>>>>
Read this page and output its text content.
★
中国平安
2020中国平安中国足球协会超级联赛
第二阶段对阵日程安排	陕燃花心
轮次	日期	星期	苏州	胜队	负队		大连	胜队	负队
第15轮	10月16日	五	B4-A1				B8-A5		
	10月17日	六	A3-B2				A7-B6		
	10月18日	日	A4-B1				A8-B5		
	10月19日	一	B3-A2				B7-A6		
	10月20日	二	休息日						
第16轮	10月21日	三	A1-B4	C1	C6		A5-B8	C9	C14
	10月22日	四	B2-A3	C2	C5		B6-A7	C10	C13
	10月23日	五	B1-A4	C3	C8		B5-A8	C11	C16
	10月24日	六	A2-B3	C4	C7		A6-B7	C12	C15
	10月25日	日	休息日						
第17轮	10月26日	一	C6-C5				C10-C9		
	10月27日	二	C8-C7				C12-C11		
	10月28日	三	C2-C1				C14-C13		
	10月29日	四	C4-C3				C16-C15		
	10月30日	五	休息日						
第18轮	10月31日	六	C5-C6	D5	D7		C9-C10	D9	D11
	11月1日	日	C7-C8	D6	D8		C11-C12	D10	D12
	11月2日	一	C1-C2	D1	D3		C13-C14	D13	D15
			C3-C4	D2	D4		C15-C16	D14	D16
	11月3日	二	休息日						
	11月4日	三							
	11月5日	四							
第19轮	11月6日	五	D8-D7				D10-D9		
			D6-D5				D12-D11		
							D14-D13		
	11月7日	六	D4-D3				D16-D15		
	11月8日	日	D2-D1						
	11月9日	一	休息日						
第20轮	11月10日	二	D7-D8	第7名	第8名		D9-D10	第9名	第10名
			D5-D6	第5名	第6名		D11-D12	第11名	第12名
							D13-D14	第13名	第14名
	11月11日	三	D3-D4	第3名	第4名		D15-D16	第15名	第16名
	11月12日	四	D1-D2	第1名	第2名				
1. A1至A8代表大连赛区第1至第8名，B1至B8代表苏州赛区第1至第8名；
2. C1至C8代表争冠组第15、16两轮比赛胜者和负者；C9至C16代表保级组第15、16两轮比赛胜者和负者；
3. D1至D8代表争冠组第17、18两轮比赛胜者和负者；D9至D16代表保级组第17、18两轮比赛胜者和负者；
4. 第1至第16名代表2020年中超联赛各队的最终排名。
<<<<
Output the records verbatim, from the first line to the last.

- Task output:
Read this page and output its text content.
★
中国平安
2020中国平安中国足球协会超级联赛
第二阶段对阵日程安排	陕燃花心
轮次	日期	星期	苏州	胜队	负队		大连	胜队	负队
第15轮	10月16日	五	B4-A1				B8-A5		
	10月17日	六	A3-B2				A7-B6		
	10月18日	日	A4-B1				A8-B5		
	10月19日	一	B3-A2				B7-A6		
	10月20日	二	休息日						
第16轮	10月21日	三	A1-B4	C1	C6		A5-B8	C9	C14
	10月22日	四	B2-A3	C2	C5		B6-A7	C10	C13
	10月23日	五	B1-A4	C3	C8		B5-A8	C11	C16
	10月24日	六	A2-B3	C4	C7		A6-B7	C12	C15
	10月25日	日	休息日						
第17轮	10月26日	一	C6-C5				C10-C9		
	10月27日	二	C8-C7				C12-C11		
	10月28日	三	C2-C1				C14-C13		
	10月29日	四	C4-C3				C16-C15		
	10月30日	五	休息日						
第18轮	10月31日	六	C5-C6	D5	D7		C9-C10	D9	D11
	11月1日	日	C7-C8	D6	D8		C11-C12	D10	D12
	11月2日	一	C1-C2	D1	D3		C13-C14	D13	D15
			C3-C4	D2	D4		C15-C16	D14	D16
	11月3日	二	休息日						
	11月4日	三							
	11月5日	四							
第19轮	11月6日	五	D8-D7				D10-D9		
			D6-D5				D12-D11		
							D14-D13		
	11月7日	六	D4-D3				D16-D15		
	11月8日	日	D2-D1						
	11月9日	一	休息日						
第20轮	11月10日	二	D7-D8	第7名	第8名		D9-D10	第9名	第10名
			D5-D6	第5名	第6名		D11-D12	第11名	第12名
							D13-D14	第13名	第14名
	11月11日	三	D3-D4	第3名	第4名		D15-D16	第15名	第16名
	11月12日	四	D1-D2	第1名	第2名				
1. A1至A8代表大连赛区第1至第8名，B1至B8代表苏州赛区第1至第8名；
2. C1至C8代表争冠组第15、16两轮比赛胜者和负者；C9至C16代表保级组第15、16两轮比赛胜者和负者；
3. D1至D8代表争冠组第17、18两轮比赛胜者和负者；D9至D16代表保级组第17、18两轮比赛胜者和负者；
4. 第1至第16名代表2020年中超联赛各队的最终排名。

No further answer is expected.